[Entries from a dataset]
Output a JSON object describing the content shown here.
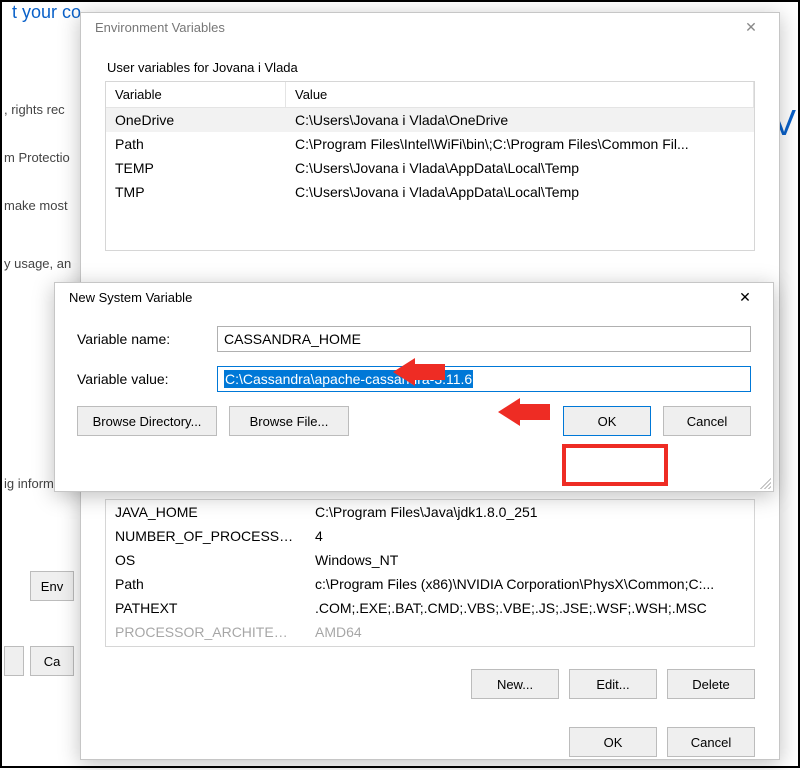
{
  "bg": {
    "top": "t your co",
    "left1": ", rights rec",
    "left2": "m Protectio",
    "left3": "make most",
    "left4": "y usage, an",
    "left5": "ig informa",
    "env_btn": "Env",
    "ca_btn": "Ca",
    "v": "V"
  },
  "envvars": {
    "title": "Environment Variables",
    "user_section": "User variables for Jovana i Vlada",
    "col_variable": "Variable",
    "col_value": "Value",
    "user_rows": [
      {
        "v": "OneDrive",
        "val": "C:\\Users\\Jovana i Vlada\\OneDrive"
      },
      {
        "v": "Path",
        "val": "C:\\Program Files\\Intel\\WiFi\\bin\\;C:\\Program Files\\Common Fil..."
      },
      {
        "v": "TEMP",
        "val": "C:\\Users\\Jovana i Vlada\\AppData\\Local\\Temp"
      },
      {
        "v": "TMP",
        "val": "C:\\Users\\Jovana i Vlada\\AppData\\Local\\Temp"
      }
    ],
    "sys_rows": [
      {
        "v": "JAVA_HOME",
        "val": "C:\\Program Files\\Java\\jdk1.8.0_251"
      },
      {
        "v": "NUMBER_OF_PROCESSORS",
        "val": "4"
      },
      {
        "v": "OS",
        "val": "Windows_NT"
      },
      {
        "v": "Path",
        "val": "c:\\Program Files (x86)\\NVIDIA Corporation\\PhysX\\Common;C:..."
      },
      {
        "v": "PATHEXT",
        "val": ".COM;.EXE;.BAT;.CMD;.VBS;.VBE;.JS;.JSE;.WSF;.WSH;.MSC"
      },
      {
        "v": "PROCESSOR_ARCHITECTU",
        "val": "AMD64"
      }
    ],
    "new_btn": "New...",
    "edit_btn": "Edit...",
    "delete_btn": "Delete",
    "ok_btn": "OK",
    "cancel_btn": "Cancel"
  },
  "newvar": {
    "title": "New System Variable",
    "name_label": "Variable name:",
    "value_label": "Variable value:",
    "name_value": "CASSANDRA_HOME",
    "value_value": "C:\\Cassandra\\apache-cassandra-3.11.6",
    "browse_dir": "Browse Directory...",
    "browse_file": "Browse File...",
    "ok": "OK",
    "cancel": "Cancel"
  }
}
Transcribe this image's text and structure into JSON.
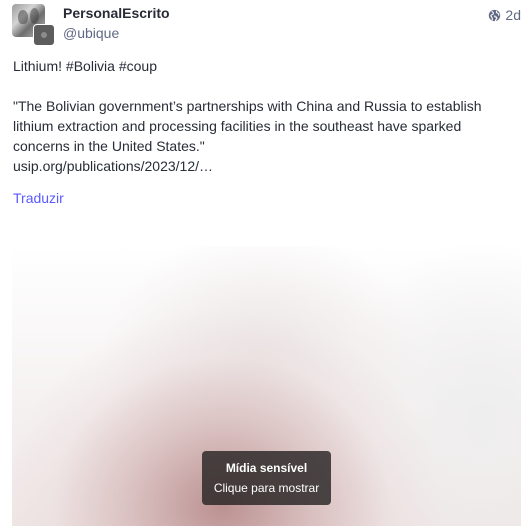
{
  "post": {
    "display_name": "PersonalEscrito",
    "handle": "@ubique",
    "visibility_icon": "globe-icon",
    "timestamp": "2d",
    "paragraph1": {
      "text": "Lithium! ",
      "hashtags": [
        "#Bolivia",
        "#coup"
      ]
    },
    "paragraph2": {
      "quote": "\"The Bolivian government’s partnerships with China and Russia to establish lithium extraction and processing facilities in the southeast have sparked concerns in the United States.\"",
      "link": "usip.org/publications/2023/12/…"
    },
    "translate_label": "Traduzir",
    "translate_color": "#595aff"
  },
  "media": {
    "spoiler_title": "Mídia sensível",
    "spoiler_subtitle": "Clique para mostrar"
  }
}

**Written task**
Write out every entry again word for word, without any of the pictures.

**Reply**
Output a JSON object describing the content shown here.
{
  "bg": {
    "top": "t your co",
    "left1": ", rights rec",
    "left2": "m Protectio",
    "left3": "make most",
    "left4": "y usage, an",
    "left5": "ig informa",
    "env_btn": "Env",
    "ca_btn": "Ca",
    "v": "V"
  },
  "envvars": {
    "title": "Environment Variables",
    "user_section": "User variables for Jovana i Vlada",
    "col_variable": "Variable",
    "col_value": "Value",
    "user_rows": [
      {
        "v": "OneDrive",
        "val": "C:\\Users\\Jovana i Vlada\\OneDrive"
      },
      {
        "v": "Path",
        "val": "C:\\Program Files\\Intel\\WiFi\\bin\\;C:\\Program Files\\Common Fil..."
      },
      {
        "v": "TEMP",
        "val": "C:\\Users\\Jovana i Vlada\\AppData\\Local\\Temp"
      },
      {
        "v": "TMP",
        "val": "C:\\Users\\Jovana i Vlada\\AppData\\Local\\Temp"
      }
    ],
    "sys_rows": [
      {
        "v": "JAVA_HOME",
        "val": "C:\\Program Files\\Java\\jdk1.8.0_251"
      },
      {
        "v": "NUMBER_OF_PROCESSORS",
        "val": "4"
      },
      {
        "v": "OS",
        "val": "Windows_NT"
      },
      {
        "v": "Path",
        "val": "c:\\Program Files (x86)\\NVIDIA Corporation\\PhysX\\Common;C:..."
      },
      {
        "v": "PATHEXT",
        "val": ".COM;.EXE;.BAT;.CMD;.VBS;.VBE;.JS;.JSE;.WSF;.WSH;.MSC"
      },
      {
        "v": "PROCESSOR_ARCHITECTU",
        "val": "AMD64"
      }
    ],
    "new_btn": "New...",
    "edit_btn": "Edit...",
    "delete_btn": "Delete",
    "ok_btn": "OK",
    "cancel_btn": "Cancel"
  },
  "newvar": {
    "title": "New System Variable",
    "name_label": "Variable name:",
    "value_label": "Variable value:",
    "name_value": "CASSANDRA_HOME",
    "value_value": "C:\\Cassandra\\apache-cassandra-3.11.6",
    "browse_dir": "Browse Directory...",
    "browse_file": "Browse File...",
    "ok": "OK",
    "cancel": "Cancel"
  }
}
Transcribe this image's text and structure into JSON.
{
  "post": {
    "display_name": "PersonalEscrito",
    "handle": "@ubique",
    "visibility_icon": "globe-icon",
    "timestamp": "2d",
    "paragraph1": {
      "text": "Lithium! ",
      "hashtags": [
        "#Bolivia",
        "#coup"
      ]
    },
    "paragraph2": {
      "quote": "\"The Bolivian government’s partnerships with China and Russia to establish lithium extraction and processing facilities in the southeast have sparked concerns in the United States.\"",
      "link": "usip.org/publications/2023/12/…"
    },
    "translate_label": "Traduzir",
    "translate_color": "#595aff"
  },
  "media": {
    "spoiler_title": "Mídia sensível",
    "spoiler_subtitle": "Clique para mostrar"
  }
}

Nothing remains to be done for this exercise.